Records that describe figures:
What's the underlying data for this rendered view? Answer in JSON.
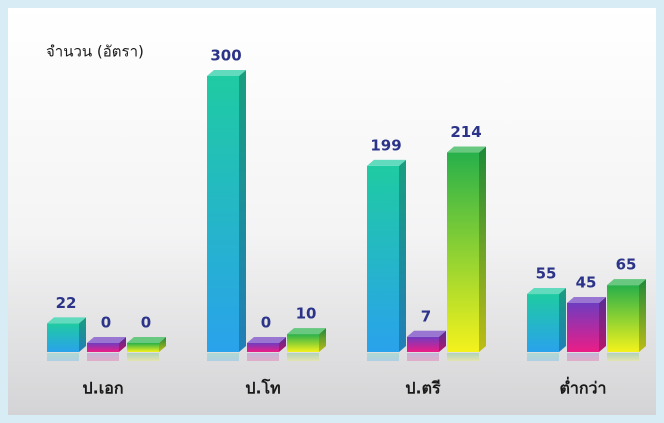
{
  "chart_data": {
    "type": "bar",
    "y_label": "จำนวน (อัตรา)",
    "categories": [
      "ป.เอก",
      "ป.โท",
      "ป.ตรี",
      "ต่ำกว่า"
    ],
    "series": [
      {
        "color": [
          "#1fcba2",
          "#2aa2ec"
        ],
        "values": [
          22,
          300,
          199,
          55
        ]
      },
      {
        "color": [
          "#6f3cc0",
          "#ec1d86"
        ],
        "values": [
          0,
          0,
          7,
          45
        ]
      },
      {
        "color": [
          "#27b04a",
          "#f4f21c"
        ],
        "values": [
          0,
          10,
          214,
          65
        ]
      }
    ]
  }
}
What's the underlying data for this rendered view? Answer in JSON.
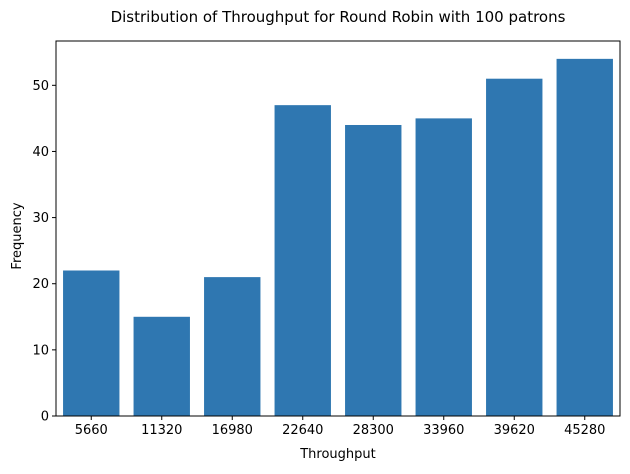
{
  "chart_data": {
    "type": "bar",
    "title": "Distribution of Throughput for Round Robin with 100 patrons",
    "xlabel": "Throughput",
    "ylabel": "Frequency",
    "categories": [
      "5660",
      "11320",
      "16980",
      "22640",
      "28300",
      "33960",
      "39620",
      "45280"
    ],
    "values": [
      22,
      15,
      21,
      47,
      44,
      45,
      51,
      54
    ],
    "ylim": [
      0,
      56.7
    ],
    "yticks": [
      0,
      10,
      20,
      30,
      40,
      50
    ],
    "bar_color": "#2f77b1",
    "grid": false,
    "legend": "none"
  }
}
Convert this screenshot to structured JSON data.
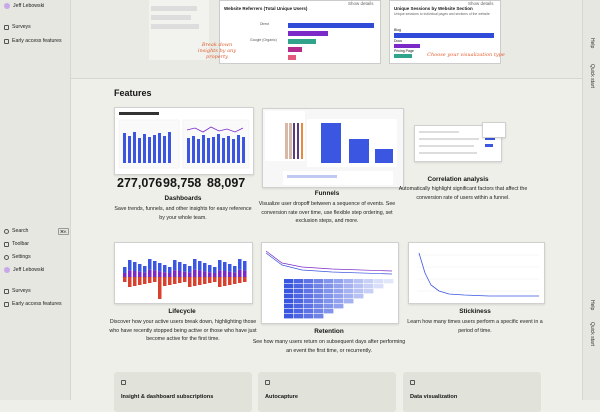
{
  "sidebar": {
    "top_items": [
      "Jeff Lebowski",
      "Surveys",
      "Early access features"
    ],
    "bottom_items": [
      {
        "label": "Search",
        "shortcut": "⌘K"
      },
      {
        "label": "Toolbar"
      },
      {
        "label": "Settings"
      },
      {
        "label": "Jeff Lebowski"
      },
      {
        "label": "Surveys"
      },
      {
        "label": "Early access features"
      }
    ]
  },
  "right_bar": {
    "top": [
      "Help",
      "Quick start"
    ],
    "bottom": [
      "Help",
      "Quick start"
    ]
  },
  "hero": {
    "card_left_title": "Website Referrers (Total Unique Users)",
    "card_right_title": "Unique Sessions by Website Section",
    "card_right_subtitle": "Unique sessions to individual pages and sections of the website",
    "show_details": "Show details",
    "left_labels": [
      "Direct",
      "Google (Organic)"
    ],
    "right_labels": [
      "Blog",
      "Docs",
      "Pricing Page"
    ],
    "annotation_left": "Break down insights by any property",
    "annotation_right": "Choose your visualization type"
  },
  "features": {
    "heading": "Features",
    "dashboard_numbers": [
      "277,076",
      "98,758",
      "88,097"
    ],
    "items": [
      {
        "title": "Dashboards",
        "description": "Save trends, funnels, and other insights for easy reference by your whole team."
      },
      {
        "title": "Funnels",
        "description": "Visualize user dropoff between a sequence of events. See conversion rate over time, use flexible step ordering, set exclusion steps, and more."
      },
      {
        "title": "Correlation analysis",
        "description": "Automatically highlight significant factors that affect the conversion rate of users within a funnel."
      },
      {
        "title": "Lifecycle",
        "description": "Discover how your active users break down, highlighting those who have recently stopped being active or those who have just become active for the first time."
      },
      {
        "title": "Retention",
        "description": "See how many users return on subsequent days after performing an event the first time, or recurrently."
      },
      {
        "title": "Stickiness",
        "description": "Learn how many times users perform a specific event in a period of time."
      }
    ],
    "cards": [
      "Insight & dashboard subscriptions",
      "Autocapture",
      "Data visualization"
    ]
  }
}
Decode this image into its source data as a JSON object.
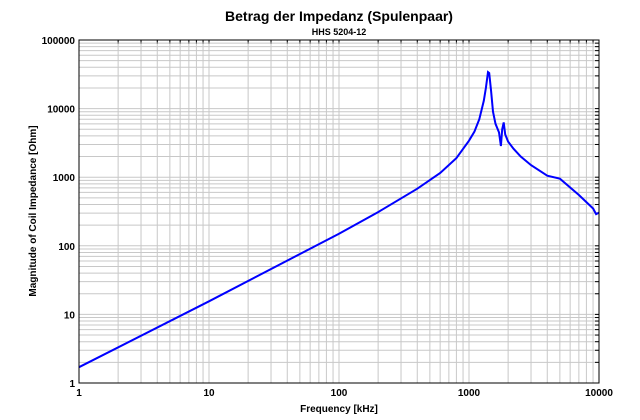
{
  "chart_data": {
    "type": "line",
    "title": "Betrag der Impedanz (Spulenpaar)",
    "subtitle": "HHS 5204-12",
    "xlabel": "Frequency [kHz]",
    "ylabel": "Magnitude of Coil Impedance [Ohm]",
    "xscale": "log",
    "yscale": "log",
    "xlim": [
      1,
      10000
    ],
    "ylim": [
      1,
      100000
    ],
    "grid": true,
    "x_ticks": [
      1,
      10,
      100,
      1000,
      10000
    ],
    "x_tick_labels": [
      "1",
      "10",
      "100",
      "1000",
      "10000"
    ],
    "y_ticks": [
      1,
      10,
      100,
      1000,
      10000,
      100000
    ],
    "y_tick_labels": [
      "1",
      "10",
      "100",
      "1000",
      "10000",
      "100000"
    ],
    "line_color": "#0000ff",
    "series": [
      {
        "name": "Impedance",
        "x": [
          1,
          10,
          100,
          200,
          400,
          600,
          800,
          1000,
          1100,
          1200,
          1300,
          1350,
          1400,
          1430,
          1480,
          1530,
          1600,
          1700,
          1760,
          1800,
          1850,
          1900,
          2000,
          2200,
          2500,
          3000,
          4000,
          5000,
          7000,
          9000,
          9500,
          10000
        ],
        "y": [
          1.7,
          15.5,
          150,
          310,
          680,
          1150,
          1900,
          3400,
          4600,
          7000,
          13000,
          20000,
          34000,
          33000,
          18000,
          9000,
          6000,
          4500,
          2850,
          5000,
          6300,
          4200,
          3300,
          2600,
          2000,
          1500,
          1050,
          950,
          550,
          350,
          290,
          305
        ]
      }
    ]
  }
}
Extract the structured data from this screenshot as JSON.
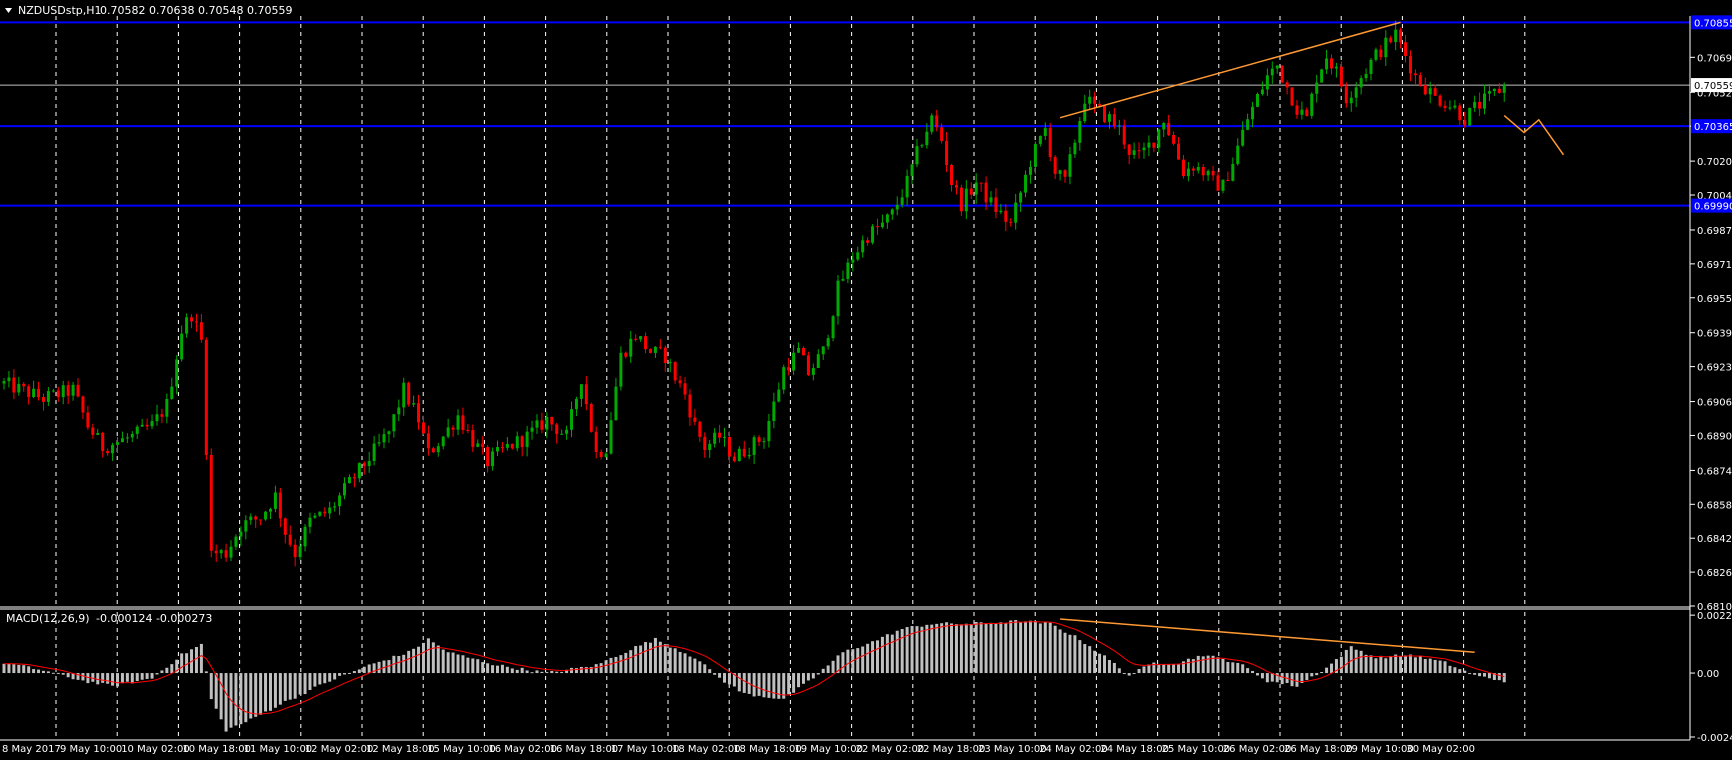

[PROMPT] From the data above, copy each line that has the string "access".

[TASK RESULT]
      "Early access features"
        "label": "Early access features"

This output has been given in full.